======== Working data ========

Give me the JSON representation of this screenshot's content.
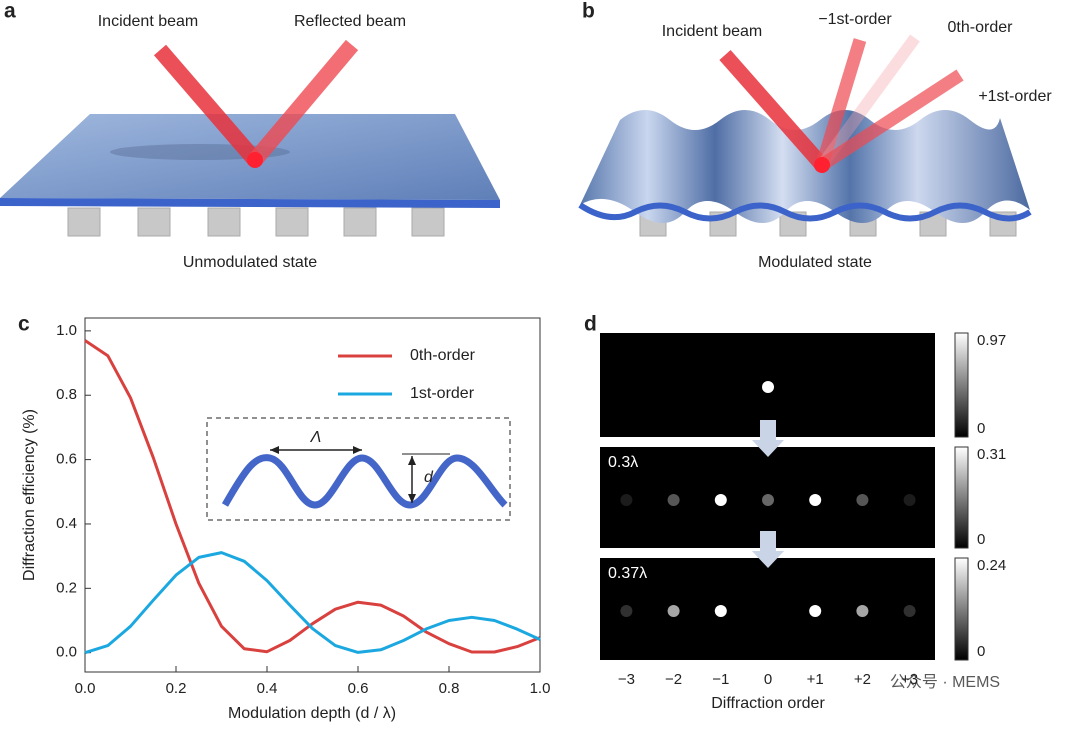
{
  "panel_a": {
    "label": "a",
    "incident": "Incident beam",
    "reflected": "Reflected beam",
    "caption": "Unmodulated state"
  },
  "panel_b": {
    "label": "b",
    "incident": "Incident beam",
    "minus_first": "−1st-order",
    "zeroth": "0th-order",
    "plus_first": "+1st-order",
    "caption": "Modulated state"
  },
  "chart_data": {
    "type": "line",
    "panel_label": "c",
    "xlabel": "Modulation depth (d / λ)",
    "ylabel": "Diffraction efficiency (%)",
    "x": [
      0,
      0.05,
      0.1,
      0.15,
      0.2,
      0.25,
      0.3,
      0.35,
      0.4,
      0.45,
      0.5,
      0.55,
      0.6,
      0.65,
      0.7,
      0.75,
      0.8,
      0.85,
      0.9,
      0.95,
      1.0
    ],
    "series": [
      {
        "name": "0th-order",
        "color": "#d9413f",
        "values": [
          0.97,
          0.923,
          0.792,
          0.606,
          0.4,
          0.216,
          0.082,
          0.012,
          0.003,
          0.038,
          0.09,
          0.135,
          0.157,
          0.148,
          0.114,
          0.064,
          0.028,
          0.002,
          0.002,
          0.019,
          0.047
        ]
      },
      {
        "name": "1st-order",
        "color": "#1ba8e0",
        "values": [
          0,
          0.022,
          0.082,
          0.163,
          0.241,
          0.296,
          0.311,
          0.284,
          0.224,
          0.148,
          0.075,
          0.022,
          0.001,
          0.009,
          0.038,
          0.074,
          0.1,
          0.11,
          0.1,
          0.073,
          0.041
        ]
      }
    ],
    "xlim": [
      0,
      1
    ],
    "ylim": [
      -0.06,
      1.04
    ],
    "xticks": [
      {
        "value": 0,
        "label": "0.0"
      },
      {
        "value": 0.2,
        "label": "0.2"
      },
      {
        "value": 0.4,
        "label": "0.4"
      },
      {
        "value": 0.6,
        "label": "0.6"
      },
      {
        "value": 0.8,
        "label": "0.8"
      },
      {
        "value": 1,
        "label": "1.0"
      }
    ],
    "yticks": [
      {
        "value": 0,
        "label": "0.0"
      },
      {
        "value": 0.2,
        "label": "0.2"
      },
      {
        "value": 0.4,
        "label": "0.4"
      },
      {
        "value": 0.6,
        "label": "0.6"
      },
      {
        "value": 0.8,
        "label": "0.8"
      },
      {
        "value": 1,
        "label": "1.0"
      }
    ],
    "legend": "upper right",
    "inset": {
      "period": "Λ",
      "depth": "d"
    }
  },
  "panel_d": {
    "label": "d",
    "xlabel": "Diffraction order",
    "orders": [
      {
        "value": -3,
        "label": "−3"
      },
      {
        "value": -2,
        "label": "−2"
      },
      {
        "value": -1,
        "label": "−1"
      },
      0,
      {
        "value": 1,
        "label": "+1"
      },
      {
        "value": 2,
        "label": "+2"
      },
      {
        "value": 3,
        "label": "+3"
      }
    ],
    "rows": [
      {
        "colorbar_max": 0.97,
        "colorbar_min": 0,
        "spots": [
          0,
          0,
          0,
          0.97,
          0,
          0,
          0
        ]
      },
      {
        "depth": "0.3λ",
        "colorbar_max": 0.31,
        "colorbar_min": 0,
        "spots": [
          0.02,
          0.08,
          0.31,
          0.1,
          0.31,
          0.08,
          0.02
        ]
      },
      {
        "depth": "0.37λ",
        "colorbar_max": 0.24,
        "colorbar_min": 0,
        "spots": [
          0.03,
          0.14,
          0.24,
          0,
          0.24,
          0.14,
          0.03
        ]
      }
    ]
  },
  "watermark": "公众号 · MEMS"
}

========
======== Working data ========

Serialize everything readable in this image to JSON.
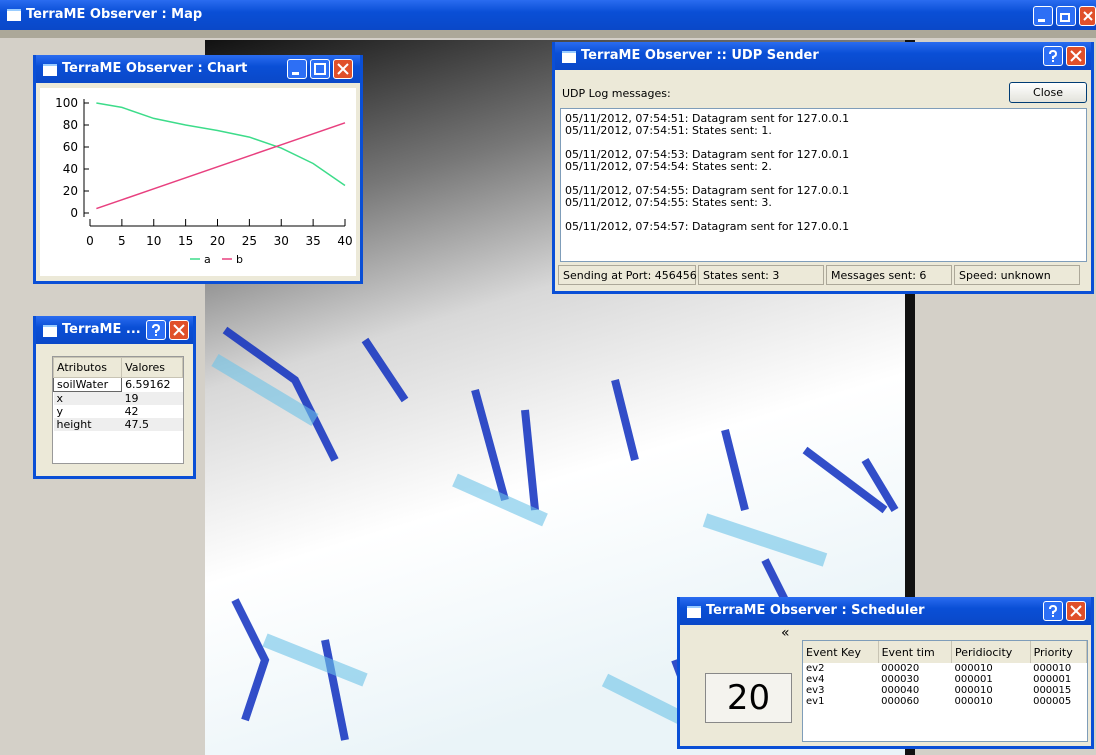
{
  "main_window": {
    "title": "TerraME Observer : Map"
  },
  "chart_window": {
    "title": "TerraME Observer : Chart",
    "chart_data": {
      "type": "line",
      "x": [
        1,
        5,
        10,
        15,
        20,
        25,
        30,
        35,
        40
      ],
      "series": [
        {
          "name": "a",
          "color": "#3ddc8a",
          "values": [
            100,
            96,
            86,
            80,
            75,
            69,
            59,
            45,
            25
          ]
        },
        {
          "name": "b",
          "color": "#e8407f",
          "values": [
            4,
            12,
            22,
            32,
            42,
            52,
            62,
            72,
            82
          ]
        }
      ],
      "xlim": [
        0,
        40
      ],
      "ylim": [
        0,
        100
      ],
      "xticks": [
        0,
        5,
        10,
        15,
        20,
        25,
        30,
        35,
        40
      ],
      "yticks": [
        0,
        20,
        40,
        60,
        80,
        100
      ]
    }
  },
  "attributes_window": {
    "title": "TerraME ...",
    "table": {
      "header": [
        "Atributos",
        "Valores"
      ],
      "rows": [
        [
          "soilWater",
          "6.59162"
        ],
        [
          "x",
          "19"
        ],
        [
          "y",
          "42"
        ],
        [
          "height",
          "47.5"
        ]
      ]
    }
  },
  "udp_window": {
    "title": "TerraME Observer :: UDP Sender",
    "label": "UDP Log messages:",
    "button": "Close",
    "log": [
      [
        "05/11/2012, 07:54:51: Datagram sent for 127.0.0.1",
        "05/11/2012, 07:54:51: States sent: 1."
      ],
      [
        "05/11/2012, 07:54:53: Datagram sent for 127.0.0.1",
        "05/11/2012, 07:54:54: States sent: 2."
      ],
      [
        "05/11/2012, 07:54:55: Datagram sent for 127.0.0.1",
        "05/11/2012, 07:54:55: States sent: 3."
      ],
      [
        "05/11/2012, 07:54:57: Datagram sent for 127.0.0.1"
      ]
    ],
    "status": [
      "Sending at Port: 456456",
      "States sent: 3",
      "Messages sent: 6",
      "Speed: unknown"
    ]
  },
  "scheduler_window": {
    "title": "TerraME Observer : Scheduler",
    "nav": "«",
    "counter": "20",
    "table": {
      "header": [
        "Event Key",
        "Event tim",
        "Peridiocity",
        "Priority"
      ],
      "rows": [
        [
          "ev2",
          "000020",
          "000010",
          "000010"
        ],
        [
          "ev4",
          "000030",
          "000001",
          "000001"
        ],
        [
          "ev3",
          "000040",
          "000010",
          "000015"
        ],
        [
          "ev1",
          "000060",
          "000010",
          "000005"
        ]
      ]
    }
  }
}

========

Given task: State the count of lines in the data holding the word "Observer", adding nothing to it.

Complete answer: 4